- _What you should do_:
Repeat verbatim the lines from the one holding "identify all the" through the one holding "Text: Transmittance: Transmittance", inclusive.

- _Provided data_:

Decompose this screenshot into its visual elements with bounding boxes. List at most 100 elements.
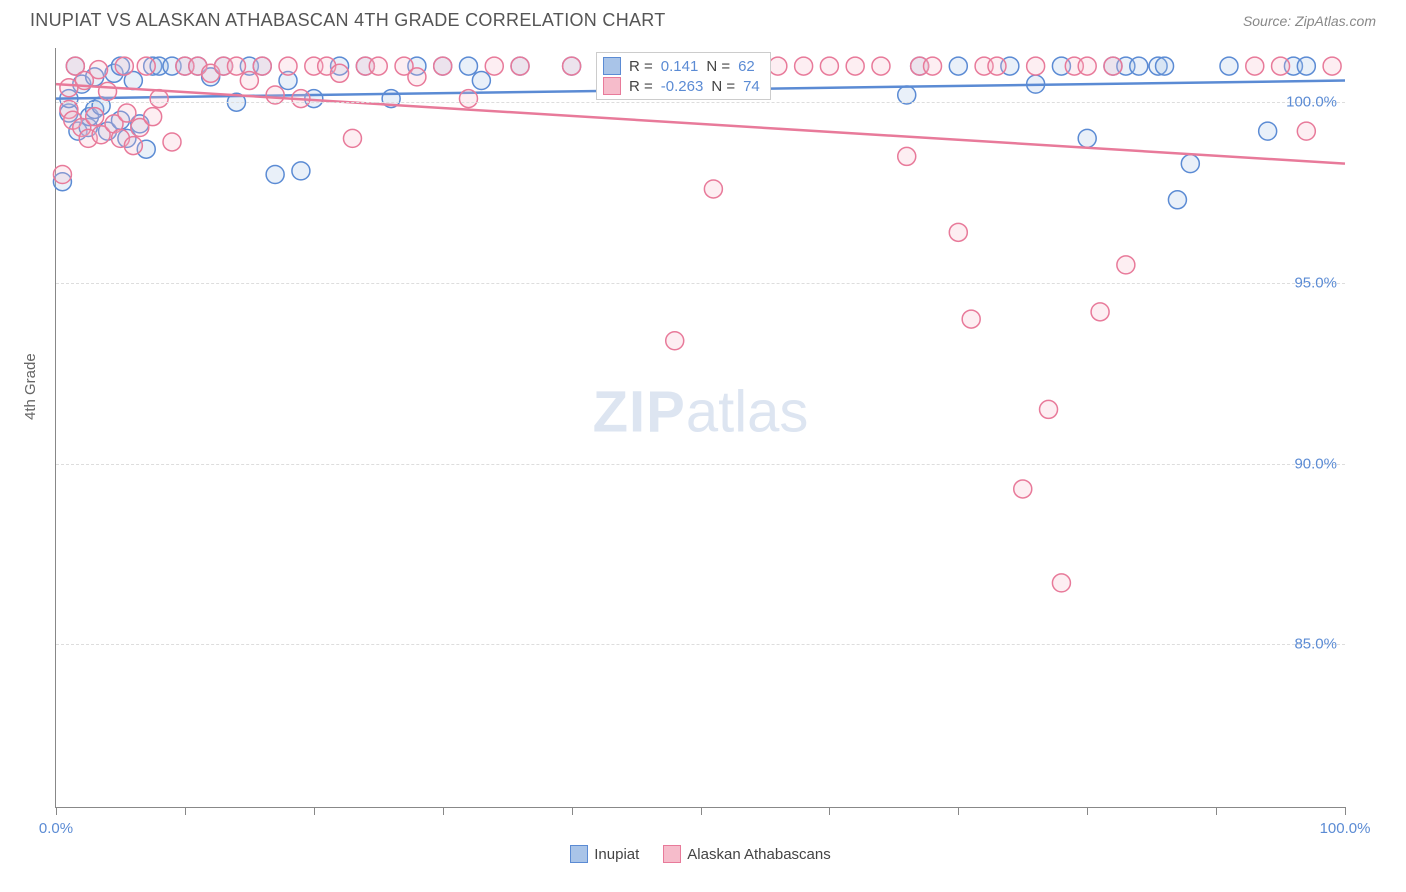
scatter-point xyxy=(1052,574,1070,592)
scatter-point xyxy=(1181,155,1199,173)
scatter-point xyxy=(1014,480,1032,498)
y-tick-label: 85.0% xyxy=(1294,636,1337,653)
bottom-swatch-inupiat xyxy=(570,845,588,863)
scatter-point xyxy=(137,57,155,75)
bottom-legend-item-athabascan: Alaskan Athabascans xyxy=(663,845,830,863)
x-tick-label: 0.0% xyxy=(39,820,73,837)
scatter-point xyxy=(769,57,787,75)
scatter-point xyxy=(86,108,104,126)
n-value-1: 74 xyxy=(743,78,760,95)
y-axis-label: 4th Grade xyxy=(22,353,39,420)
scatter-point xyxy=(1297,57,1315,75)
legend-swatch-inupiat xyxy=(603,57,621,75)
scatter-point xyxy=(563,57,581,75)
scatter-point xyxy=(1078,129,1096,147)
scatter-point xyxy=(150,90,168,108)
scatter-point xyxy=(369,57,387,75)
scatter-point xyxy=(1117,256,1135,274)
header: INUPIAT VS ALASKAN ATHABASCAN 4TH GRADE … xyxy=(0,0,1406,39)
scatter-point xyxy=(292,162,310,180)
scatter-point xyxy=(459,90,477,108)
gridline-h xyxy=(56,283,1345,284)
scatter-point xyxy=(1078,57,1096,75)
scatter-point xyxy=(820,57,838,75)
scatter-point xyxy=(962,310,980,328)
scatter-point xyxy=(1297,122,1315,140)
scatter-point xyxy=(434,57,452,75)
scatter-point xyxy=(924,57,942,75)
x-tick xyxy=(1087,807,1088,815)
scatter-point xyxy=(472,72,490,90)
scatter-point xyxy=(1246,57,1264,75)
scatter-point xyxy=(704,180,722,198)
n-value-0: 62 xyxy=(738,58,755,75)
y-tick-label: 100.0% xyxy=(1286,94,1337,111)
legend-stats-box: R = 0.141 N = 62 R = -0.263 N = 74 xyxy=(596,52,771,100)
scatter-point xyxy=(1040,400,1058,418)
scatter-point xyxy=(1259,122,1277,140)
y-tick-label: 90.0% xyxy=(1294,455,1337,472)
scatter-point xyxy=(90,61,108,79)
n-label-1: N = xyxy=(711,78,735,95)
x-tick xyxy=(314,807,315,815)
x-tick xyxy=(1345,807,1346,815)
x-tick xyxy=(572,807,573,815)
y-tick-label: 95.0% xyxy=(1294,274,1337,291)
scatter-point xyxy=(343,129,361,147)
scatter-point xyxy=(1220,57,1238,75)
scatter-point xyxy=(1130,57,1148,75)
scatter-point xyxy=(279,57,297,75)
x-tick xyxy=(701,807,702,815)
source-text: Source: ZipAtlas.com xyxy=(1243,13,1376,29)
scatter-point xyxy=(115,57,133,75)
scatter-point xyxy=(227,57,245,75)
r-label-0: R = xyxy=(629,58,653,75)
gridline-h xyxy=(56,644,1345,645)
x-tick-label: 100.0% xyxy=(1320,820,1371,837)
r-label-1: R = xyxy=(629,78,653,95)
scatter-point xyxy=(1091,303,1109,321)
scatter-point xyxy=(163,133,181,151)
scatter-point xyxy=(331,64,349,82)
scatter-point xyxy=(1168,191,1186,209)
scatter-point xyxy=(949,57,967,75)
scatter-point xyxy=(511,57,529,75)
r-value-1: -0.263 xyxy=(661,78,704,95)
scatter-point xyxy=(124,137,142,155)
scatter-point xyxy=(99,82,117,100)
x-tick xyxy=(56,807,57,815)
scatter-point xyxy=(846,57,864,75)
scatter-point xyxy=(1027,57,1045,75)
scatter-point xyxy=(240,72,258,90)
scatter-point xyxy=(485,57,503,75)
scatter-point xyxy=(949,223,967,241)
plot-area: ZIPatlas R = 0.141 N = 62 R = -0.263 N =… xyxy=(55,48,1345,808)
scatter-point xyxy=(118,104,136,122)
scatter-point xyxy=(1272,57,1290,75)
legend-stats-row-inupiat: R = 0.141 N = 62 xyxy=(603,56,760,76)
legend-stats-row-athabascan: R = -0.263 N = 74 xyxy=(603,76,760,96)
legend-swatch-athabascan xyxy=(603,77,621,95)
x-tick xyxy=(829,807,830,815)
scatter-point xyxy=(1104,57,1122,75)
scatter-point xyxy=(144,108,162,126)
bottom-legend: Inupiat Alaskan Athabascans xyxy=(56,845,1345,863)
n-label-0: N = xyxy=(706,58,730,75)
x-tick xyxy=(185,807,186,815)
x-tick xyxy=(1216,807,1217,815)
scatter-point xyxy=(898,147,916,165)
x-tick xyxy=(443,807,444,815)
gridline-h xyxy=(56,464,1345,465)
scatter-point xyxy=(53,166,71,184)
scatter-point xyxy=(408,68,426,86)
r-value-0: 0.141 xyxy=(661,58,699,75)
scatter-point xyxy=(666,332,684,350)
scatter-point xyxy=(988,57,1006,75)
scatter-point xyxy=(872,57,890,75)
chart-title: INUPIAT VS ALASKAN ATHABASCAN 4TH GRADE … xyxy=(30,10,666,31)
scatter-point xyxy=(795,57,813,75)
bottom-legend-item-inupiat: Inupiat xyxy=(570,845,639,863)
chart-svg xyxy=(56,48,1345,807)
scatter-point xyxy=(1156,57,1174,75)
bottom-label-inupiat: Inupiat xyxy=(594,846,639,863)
---
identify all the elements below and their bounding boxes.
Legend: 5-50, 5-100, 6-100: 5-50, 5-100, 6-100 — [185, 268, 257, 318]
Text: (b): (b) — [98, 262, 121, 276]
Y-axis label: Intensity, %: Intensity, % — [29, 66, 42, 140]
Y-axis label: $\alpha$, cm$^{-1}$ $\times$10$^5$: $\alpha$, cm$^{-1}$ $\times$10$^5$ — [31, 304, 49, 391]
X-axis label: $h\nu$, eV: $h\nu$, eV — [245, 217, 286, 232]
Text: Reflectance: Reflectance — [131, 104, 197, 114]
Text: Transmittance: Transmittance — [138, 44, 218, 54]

- _Task output_:
identify all the elements below and their bounding boxes.
Legend: 5-50, 5-100, 6-100: 5-50, 5-100, 6-100 — [185, 268, 257, 318]
Text: (b): (b) — [98, 262, 121, 276]
Y-axis label: Intensity, %: Intensity, % — [29, 66, 42, 140]
Y-axis label: $\alpha$, cm$^{-1}$ $\times$10$^5$: $\alpha$, cm$^{-1}$ $\times$10$^5$ — [31, 304, 49, 391]
X-axis label: $h\nu$, eV: $h\nu$, eV — [245, 217, 286, 232]
Text: Reflectance: Reflectance — [131, 104, 197, 114]
Text: Transmittance: Transmittance — [138, 44, 218, 54]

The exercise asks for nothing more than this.